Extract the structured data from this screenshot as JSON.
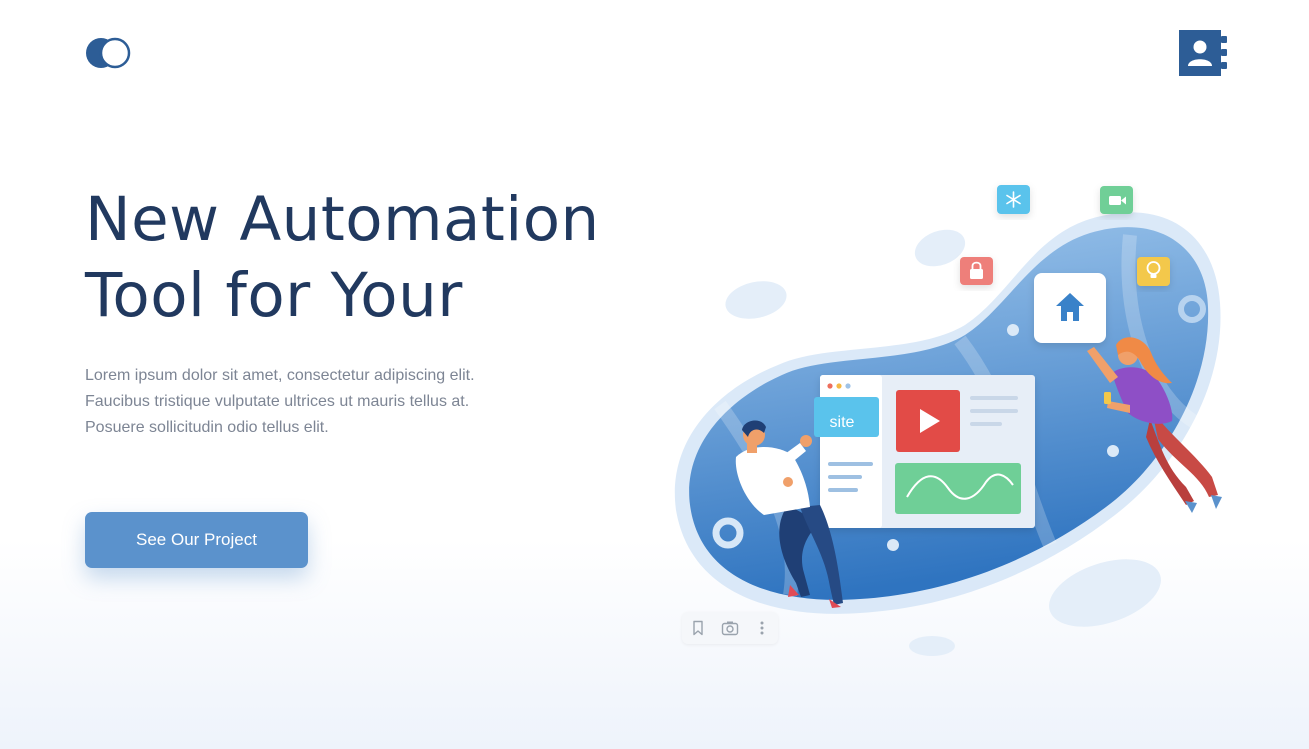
{
  "hero": {
    "title_line1": "New Automation",
    "title_line2": "Tool for Your",
    "description": "Lorem ipsum dolor sit amet, consectetur adipiscing elit. Faucibus tristique vulputate ultrices ut mauris tellus at. Posuere sollicitudin odio tellus elit.",
    "cta_label": "See Our Project"
  },
  "illustration": {
    "card_label": "site"
  },
  "icons": {
    "logo": "overlapping-circles-logo",
    "contact": "contact-book-icon",
    "toolbar": [
      "bookmark-icon",
      "camera-icon",
      "more-vertical-icon"
    ],
    "floating": [
      "snowflake-icon",
      "video-camera-icon",
      "lock-icon",
      "lightbulb-icon",
      "home-icon",
      "play-icon"
    ]
  },
  "colors": {
    "primary": "#5b92cc",
    "heading": "#21395f",
    "body_text": "#7d8594",
    "navy": "#2d5d96"
  }
}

→ Your task
Every line should be retyped exactly, with the pictures omitted.

→ Answer below
Extract the structured data from this screenshot as JSON.
{
  "hero": {
    "title_line1": "New Automation",
    "title_line2": "Tool for Your",
    "description": "Lorem ipsum dolor sit amet, consectetur adipiscing elit. Faucibus tristique vulputate ultrices ut mauris tellus at. Posuere sollicitudin odio tellus elit.",
    "cta_label": "See Our Project"
  },
  "illustration": {
    "card_label": "site"
  },
  "icons": {
    "logo": "overlapping-circles-logo",
    "contact": "contact-book-icon",
    "toolbar": [
      "bookmark-icon",
      "camera-icon",
      "more-vertical-icon"
    ],
    "floating": [
      "snowflake-icon",
      "video-camera-icon",
      "lock-icon",
      "lightbulb-icon",
      "home-icon",
      "play-icon"
    ]
  },
  "colors": {
    "primary": "#5b92cc",
    "heading": "#21395f",
    "body_text": "#7d8594",
    "navy": "#2d5d96"
  }
}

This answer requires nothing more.